Data records:
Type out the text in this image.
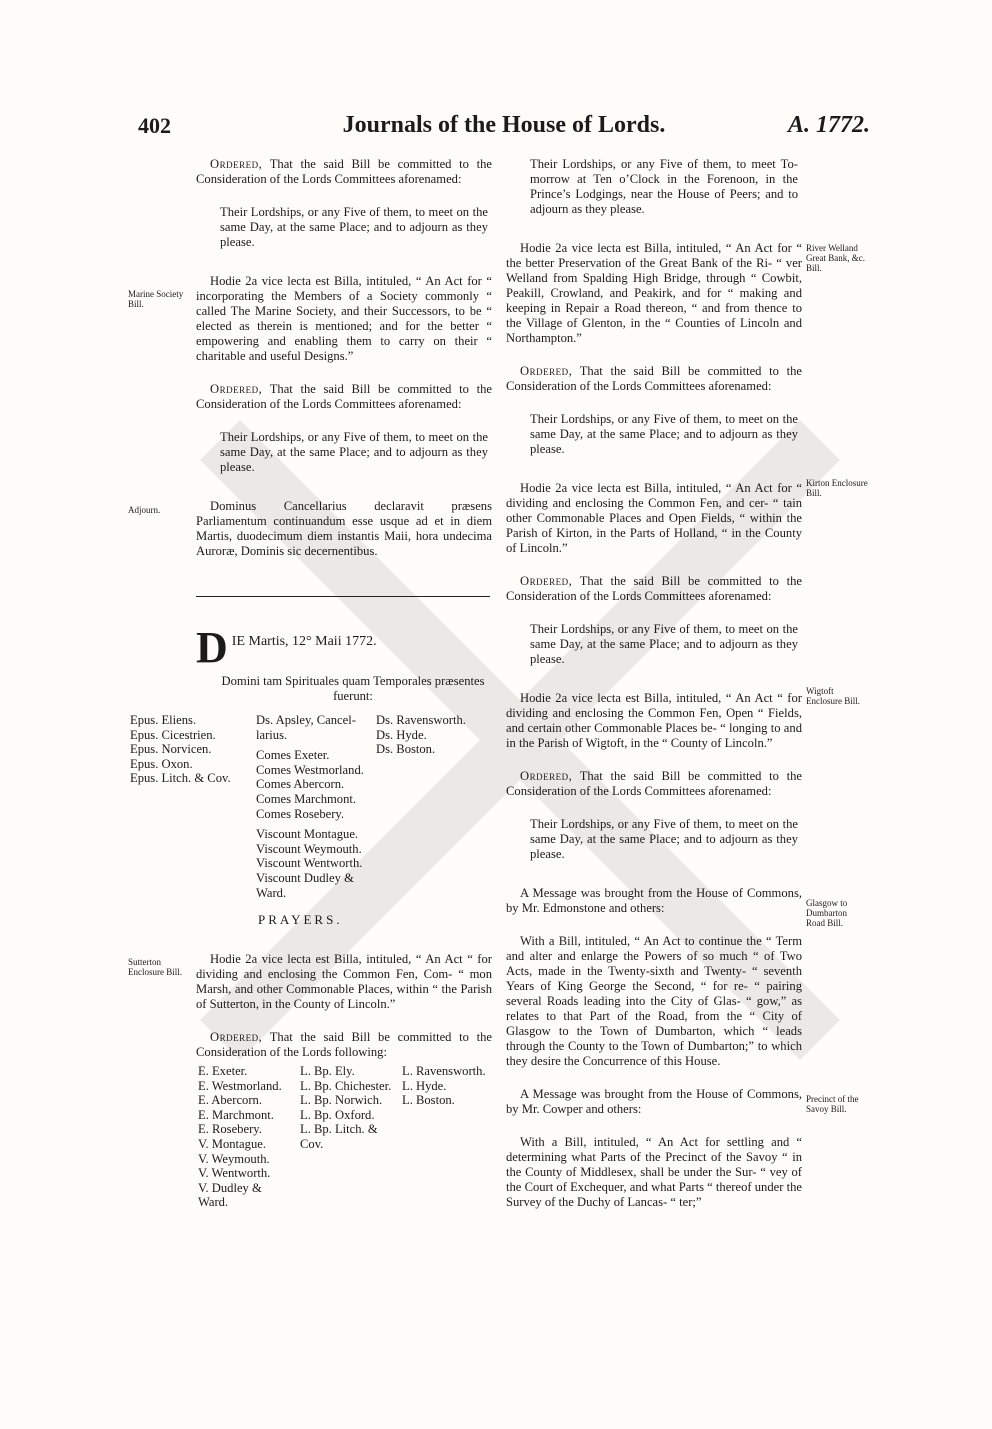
402	Journals of the House of Lords.	A. 1772.

Ordered, That the said Bill be committed to the Consideration of the Lords Committees aforenamed:

Their Lordships, or any Five of them, to meet on the same Day, at the same Place; and to adjourn as they please.

Hodie 2a vice lecta est Billa, intituled, “ An Act for “ incorporating the Members of a Society commonly “ called The Marine Society, and their Successors, to be “ elected as therein is mentioned; and for the better “ empowering and enabling them to carry on their “ charitable and useful Designs.”

Ordered, That the said Bill be committed to the Consideration of the Lords Committees aforenamed:

Their Lordships, or any Five of them, to meet on the same Day, at the same Place; and to adjourn as they please.

Dominus Cancellarius declaravit præsens Parliamentum continuandum esse usque ad et in diem Martis, duodecimum diem instantis Maii, hora undecima Auroræ, Dominis sic decernentibus.

Marine Society Bill.
Adjourn.
D IE Martis, 12° Maii 1772.

Domini tam Spirituales quam Temporales præsentes fuerunt:

Epus. Eliens.
Epus. Cicestrien.
Epus. Norvicen.
Epus. Oxon.
Epus. Litch. & Cov.
Ds. Apsley, Cancel-
larius.

Comes Exeter.
Comes Westmorland.
Comes Abercorn.
Comes Marchmont.
Comes Rosebery.

Viscount Montague.
Viscount Weymouth.
Viscount Wentworth.
Viscount Dudley &
Ward.
Ds. Ravensworth.
Ds. Hyde.
Ds. Boston.
PRAYERS.
Sutterton Enclosure Bill.

Hodie 2a vice lecta est Billa, intituled, “ An Act “ for dividing and enclosing the Common Fen, Com- “ mon Marsh, and other Commonable Places, within “ the Parish of Sutterton, in the County of Lincoln.”

Ordered, That the said Bill be committed to the Consideration of the Lords following:

E. Exeter.
E. Westmorland.
E. Abercorn.
E. Marchmont.
E. Rosebery.
V. Montague.
V. Weymouth.
V. Wentworth.
V. Dudley &
Ward.
L. Bp. Ely.
L. Bp. Chichester.
L. Bp. Norwich.
L. Bp. Oxford.
L. Bp. Litch. &
Cov.
L. Ravensworth.
L. Hyde.
L. Boston.

Their Lordships, or any Five of them, to meet To-morrow at Ten o’Clock in the Forenoon, in the Prince’s Lodgings, near the House of Peers; and to adjourn as they please.

Hodie 2a vice lecta est Billa, intituled, “ An Act for “ the better Preservation of the Great Bank of the Ri- “ ver Welland from Spalding High Bridge, through “ Cowbit, Peakill, Crowland, and Peakirk, and for “ making and keeping in Repair a Road thereon, “ and from thence to the Village of Glenton, in the “ Counties of Lincoln and Northampton.”

Ordered, That the said Bill be committed to the Consideration of the Lords Committees aforenamed:

Their Lordships, or any Five of them, to meet on the same Day, at the same Place; and to adjourn as they please.

Hodie 2a vice lecta est Billa, intituled, “ An Act for “ dividing and enclosing the Common Fen, and cer- “ tain other Commonable Places and Open Fields, “ within the Parish of Kirton, in the Parts of Holland, “ in the County of Lincoln.”

Ordered, That the said Bill be committed to the Consideration of the Lords Committees aforenamed:

Their Lordships, or any Five of them, to meet on the same Day, at the same Place; and to adjourn as they please.

Hodie 2a vice lecta est Billa, intituled, “ An Act “ for dividing and enclosing the Common Fen, Open “ Fields, and certain other Commonable Places be- “ longing to and in the Parish of Wigtoft, in the “ County of Lincoln.”

Ordered, That the said Bill be committed to the Consideration of the Lords Committees aforenamed:

Their Lordships, or any Five of them, to meet on the same Day, at the same Place; and to adjourn as they please.

A Message was brought from the House of Commons, by Mr. Edmonstone and others:

With a Bill, intituled, “ An Act to continue the “ Term and alter and enlarge the Powers of so much “ of Two Acts, made in the Twenty-sixth and Twenty- “ seventh Years of King George the Second, “ for re- “ pairing several Roads leading into the City of Glas- “ gow,” as relates to that Part of the Road, from the “ City of Glasgow to the Town of Dumbarton, which “ leads through the County to the Town of Dumbarton;” to which they desire the Concurrence of this House.

A Message was brought from the House of Commons, by Mr. Cowper and others:

With a Bill, intituled, “ An Act for settling and “ determining what Parts of the Precinct of the Savoy “ in the County of Middlesex, shall be under the Sur- “ vey of the Court of Exchequer, and what Parts “ thereof under the Survey of the Duchy of Lancas- “ ter;”

River Welland Great Bank, &c. Bill.
Kirton Enclosure Bill.
Wigtoft Enclosure Bill.
Glasgow to Dumbarton Road Bill.
Precinct of the Savoy Bill.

-- The request --
Output the data exactly. Pictures don't belong in the result.

-- Problem solution --
Type out the text in this image.
402	Journals of the House of Lords.	A. 1772.

Ordered, That the said Bill be committed to the Consideration of the Lords Committees aforenamed:

Their Lordships, or any Five of them, to meet on the same Day, at the same Place; and to adjourn as they please.

Hodie 2a vice lecta est Billa, intituled, “ An Act for “ incorporating the Members of a Society commonly “ called The Marine Society, and their Successors, to be “ elected as therein is mentioned; and for the better “ empowering and enabling them to carry on their “ charitable and useful Designs.”

Ordered, That the said Bill be committed to the Consideration of the Lords Committees aforenamed:

Their Lordships, or any Five of them, to meet on the same Day, at the same Place; and to adjourn as they please.

Dominus Cancellarius declaravit præsens Parliamentum continuandum esse usque ad et in diem Martis, duodecimum diem instantis Maii, hora undecima Auroræ, Dominis sic decernentibus.

Marine Society Bill.
Adjourn.
D IE Martis, 12° Maii 1772.

Domini tam Spirituales quam Temporales præsentes fuerunt:

Epus. Eliens.
Epus. Cicestrien.
Epus. Norvicen.
Epus. Oxon.
Epus. Litch. & Cov.
Ds. Apsley, Cancel-
larius.

Comes Exeter.
Comes Westmorland.
Comes Abercorn.
Comes Marchmont.
Comes Rosebery.

Viscount Montague.
Viscount Weymouth.
Viscount Wentworth.
Viscount Dudley &
Ward.
Ds. Ravensworth.
Ds. Hyde.
Ds. Boston.
PRAYERS.
Sutterton Enclosure Bill.

Hodie 2a vice lecta est Billa, intituled, “ An Act “ for dividing and enclosing the Common Fen, Com- “ mon Marsh, and other Commonable Places, within “ the Parish of Sutterton, in the County of Lincoln.”

Ordered, That the said Bill be committed to the Consideration of the Lords following:

E. Exeter.
E. Westmorland.
E. Abercorn.
E. Marchmont.
E. Rosebery.
V. Montague.
V. Weymouth.
V. Wentworth.
V. Dudley &
Ward.
L. Bp. Ely.
L. Bp. Chichester.
L. Bp. Norwich.
L. Bp. Oxford.
L. Bp. Litch. &
Cov.
L. Ravensworth.
L. Hyde.
L. Boston.

Their Lordships, or any Five of them, to meet To-morrow at Ten o’Clock in the Forenoon, in the Prince’s Lodgings, near the House of Peers; and to adjourn as they please.

Hodie 2a vice lecta est Billa, intituled, “ An Act for “ the better Preservation of the Great Bank of the Ri- “ ver Welland from Spalding High Bridge, through “ Cowbit, Peakill, Crowland, and Peakirk, and for “ making and keeping in Repair a Road thereon, “ and from thence to the Village of Glenton, in the “ Counties of Lincoln and Northampton.”

Ordered, That the said Bill be committed to the Consideration of the Lords Committees aforenamed:

Their Lordships, or any Five of them, to meet on the same Day, at the same Place; and to adjourn as they please.

Hodie 2a vice lecta est Billa, intituled, “ An Act for “ dividing and enclosing the Common Fen, and cer- “ tain other Commonable Places and Open Fields, “ within the Parish of Kirton, in the Parts of Holland, “ in the County of Lincoln.”

Ordered, That the said Bill be committed to the Consideration of the Lords Committees aforenamed:

Their Lordships, or any Five of them, to meet on the same Day, at the same Place; and to adjourn as they please.

Hodie 2a vice lecta est Billa, intituled, “ An Act “ for dividing and enclosing the Common Fen, Open “ Fields, and certain other Commonable Places be- “ longing to and in the Parish of Wigtoft, in the “ County of Lincoln.”

Ordered, That the said Bill be committed to the Consideration of the Lords Committees aforenamed:

Their Lordships, or any Five of them, to meet on the same Day, at the same Place; and to adjourn as they please.

A Message was brought from the House of Commons, by Mr. Edmonstone and others:

With a Bill, intituled, “ An Act to continue the “ Term and alter and enlarge the Powers of so much “ of Two Acts, made in the Twenty-sixth and Twenty- “ seventh Years of King George the Second, “ for re- “ pairing several Roads leading into the City of Glas- “ gow,” as relates to that Part of the Road, from the “ City of Glasgow to the Town of Dumbarton, which “ leads through the County to the Town of Dumbarton;” to which they desire the Concurrence of this House.

A Message was brought from the House of Commons, by Mr. Cowper and others:

With a Bill, intituled, “ An Act for settling and “ determining what Parts of the Precinct of the Savoy “ in the County of Middlesex, shall be under the Sur- “ vey of the Court of Exchequer, and what Parts “ thereof under the Survey of the Duchy of Lancas- “ ter;”

River Welland Great Bank, &c. Bill.
Kirton Enclosure Bill.
Wigtoft Enclosure Bill.
Glasgow to Dumbarton Road Bill.
Precinct of the Savoy Bill.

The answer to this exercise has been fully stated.